## [TASK BRIEF]
Reproduce every one of the rows below word for word, with each character unchanged.

(Entries from a dataset)
=======

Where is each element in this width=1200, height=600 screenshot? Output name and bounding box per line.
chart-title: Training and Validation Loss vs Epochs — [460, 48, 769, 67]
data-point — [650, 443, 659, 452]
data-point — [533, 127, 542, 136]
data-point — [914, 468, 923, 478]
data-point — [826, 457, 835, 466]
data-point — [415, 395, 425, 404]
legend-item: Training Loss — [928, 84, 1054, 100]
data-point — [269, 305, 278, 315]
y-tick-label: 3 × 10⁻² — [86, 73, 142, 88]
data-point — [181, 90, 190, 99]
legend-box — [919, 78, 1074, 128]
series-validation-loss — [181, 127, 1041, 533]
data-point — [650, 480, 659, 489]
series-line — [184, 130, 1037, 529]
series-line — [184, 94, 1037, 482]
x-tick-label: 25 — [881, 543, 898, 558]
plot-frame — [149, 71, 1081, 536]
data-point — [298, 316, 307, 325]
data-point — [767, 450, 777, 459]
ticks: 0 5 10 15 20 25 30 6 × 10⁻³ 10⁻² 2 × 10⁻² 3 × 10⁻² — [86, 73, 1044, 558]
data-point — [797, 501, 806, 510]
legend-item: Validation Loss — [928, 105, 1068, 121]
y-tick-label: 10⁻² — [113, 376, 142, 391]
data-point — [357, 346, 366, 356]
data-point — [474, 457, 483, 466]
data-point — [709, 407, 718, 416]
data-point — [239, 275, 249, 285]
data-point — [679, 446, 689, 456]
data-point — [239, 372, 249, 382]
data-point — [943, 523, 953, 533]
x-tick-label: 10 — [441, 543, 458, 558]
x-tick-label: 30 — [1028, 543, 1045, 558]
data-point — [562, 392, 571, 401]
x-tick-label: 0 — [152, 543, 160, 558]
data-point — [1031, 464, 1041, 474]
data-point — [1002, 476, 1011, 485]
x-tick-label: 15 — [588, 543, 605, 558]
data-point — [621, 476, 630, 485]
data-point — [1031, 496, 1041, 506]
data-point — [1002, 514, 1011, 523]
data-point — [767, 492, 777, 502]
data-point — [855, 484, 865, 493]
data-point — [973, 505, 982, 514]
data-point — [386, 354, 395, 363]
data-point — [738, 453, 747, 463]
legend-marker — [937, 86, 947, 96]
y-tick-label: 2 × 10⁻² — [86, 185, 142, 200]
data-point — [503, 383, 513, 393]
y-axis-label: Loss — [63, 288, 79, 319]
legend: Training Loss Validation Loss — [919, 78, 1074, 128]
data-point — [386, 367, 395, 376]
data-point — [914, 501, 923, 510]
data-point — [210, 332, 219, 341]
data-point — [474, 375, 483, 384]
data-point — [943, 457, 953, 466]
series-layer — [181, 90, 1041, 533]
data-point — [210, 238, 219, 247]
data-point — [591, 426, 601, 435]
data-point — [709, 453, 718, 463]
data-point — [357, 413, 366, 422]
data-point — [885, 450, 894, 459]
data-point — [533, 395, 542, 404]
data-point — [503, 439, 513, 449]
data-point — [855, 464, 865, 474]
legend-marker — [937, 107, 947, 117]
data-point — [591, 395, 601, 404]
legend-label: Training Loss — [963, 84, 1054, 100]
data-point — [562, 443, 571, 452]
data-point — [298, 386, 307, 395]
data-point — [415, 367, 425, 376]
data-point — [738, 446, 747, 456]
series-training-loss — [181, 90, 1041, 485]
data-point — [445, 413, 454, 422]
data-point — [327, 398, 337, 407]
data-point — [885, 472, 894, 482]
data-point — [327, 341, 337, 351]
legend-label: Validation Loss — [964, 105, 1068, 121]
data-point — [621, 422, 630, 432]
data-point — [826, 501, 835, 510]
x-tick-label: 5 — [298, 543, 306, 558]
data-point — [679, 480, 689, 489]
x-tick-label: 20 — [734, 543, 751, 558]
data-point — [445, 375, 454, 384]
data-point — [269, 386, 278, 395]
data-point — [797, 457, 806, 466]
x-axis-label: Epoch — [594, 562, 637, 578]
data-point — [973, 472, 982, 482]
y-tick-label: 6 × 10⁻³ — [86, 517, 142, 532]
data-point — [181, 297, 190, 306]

=======

## [ANSWER TO THIS EXERCISE]
Where is each element in this width=1200, height=600 screenshot? Output name and bounding box per line.
chart-title: Training and Validation Loss vs Epochs — [460, 48, 769, 67]
data-point — [650, 443, 659, 452]
data-point — [533, 127, 542, 136]
data-point — [914, 468, 923, 478]
data-point — [826, 457, 835, 466]
data-point — [415, 395, 425, 404]
legend-item: Training Loss — [928, 84, 1054, 100]
data-point — [269, 305, 278, 315]
y-tick-label: 3 × 10⁻² — [86, 73, 142, 88]
data-point — [181, 90, 190, 99]
legend-box — [919, 78, 1074, 128]
series-validation-loss — [181, 127, 1041, 533]
data-point — [650, 480, 659, 489]
series-line — [184, 130, 1037, 529]
series-line — [184, 94, 1037, 482]
x-tick-label: 25 — [881, 543, 898, 558]
plot-frame — [149, 71, 1081, 536]
data-point — [298, 316, 307, 325]
data-point — [767, 450, 777, 459]
ticks: 0 5 10 15 20 25 30 6 × 10⁻³ 10⁻² 2 × 10⁻² 3 × 10⁻² — [86, 73, 1044, 558]
data-point — [797, 501, 806, 510]
legend-item: Validation Loss — [928, 105, 1068, 121]
y-tick-label: 10⁻² — [113, 376, 142, 391]
data-point — [357, 346, 366, 356]
data-point — [474, 457, 483, 466]
data-point — [709, 407, 718, 416]
data-point — [239, 275, 249, 285]
data-point — [679, 446, 689, 456]
data-point — [239, 372, 249, 382]
data-point — [943, 523, 953, 533]
x-tick-label: 10 — [441, 543, 458, 558]
x-tick-label: 30 — [1028, 543, 1045, 558]
data-point — [562, 392, 571, 401]
x-tick-label: 0 — [152, 543, 160, 558]
data-point — [1031, 464, 1041, 474]
data-point — [1002, 476, 1011, 485]
x-tick-label: 15 — [588, 543, 605, 558]
data-point — [621, 476, 630, 485]
data-point — [1031, 496, 1041, 506]
data-point — [1002, 514, 1011, 523]
data-point — [767, 492, 777, 502]
data-point — [855, 484, 865, 493]
data-point — [973, 505, 982, 514]
data-point — [386, 354, 395, 363]
data-point — [738, 453, 747, 463]
legend-marker — [937, 86, 947, 96]
y-tick-label: 2 × 10⁻² — [86, 185, 142, 200]
data-point — [503, 383, 513, 393]
y-axis-label: Loss — [63, 288, 79, 319]
legend: Training Loss Validation Loss — [919, 78, 1074, 128]
data-point — [386, 367, 395, 376]
data-point — [914, 501, 923, 510]
data-point — [210, 332, 219, 341]
data-point — [474, 375, 483, 384]
data-point — [943, 457, 953, 466]
series-layer — [181, 90, 1041, 533]
data-point — [210, 238, 219, 247]
data-point — [591, 426, 601, 435]
data-point — [709, 453, 718, 463]
data-point — [357, 413, 366, 422]
data-point — [885, 450, 894, 459]
data-point — [533, 395, 542, 404]
data-point — [503, 439, 513, 449]
data-point — [855, 464, 865, 474]
legend-marker — [937, 107, 947, 117]
data-point — [591, 395, 601, 404]
legend-label: Training Loss — [963, 84, 1054, 100]
data-point — [562, 443, 571, 452]
data-point — [298, 386, 307, 395]
data-point — [415, 367, 425, 376]
data-point — [738, 446, 747, 456]
series-training-loss — [181, 90, 1041, 485]
data-point — [445, 413, 454, 422]
data-point — [327, 398, 337, 407]
data-point — [885, 472, 894, 482]
data-point — [327, 341, 337, 351]
legend-label: Validation Loss — [964, 105, 1068, 121]
data-point — [621, 422, 630, 432]
data-point — [826, 501, 835, 510]
x-tick-label: 5 — [298, 543, 306, 558]
data-point — [679, 480, 689, 489]
x-tick-label: 20 — [734, 543, 751, 558]
data-point — [445, 375, 454, 384]
data-point — [269, 386, 278, 395]
data-point — [797, 457, 806, 466]
x-axis-label: Epoch — [594, 562, 637, 578]
data-point — [973, 472, 982, 482]
y-tick-label: 6 × 10⁻³ — [86, 517, 142, 532]
data-point — [181, 297, 190, 306]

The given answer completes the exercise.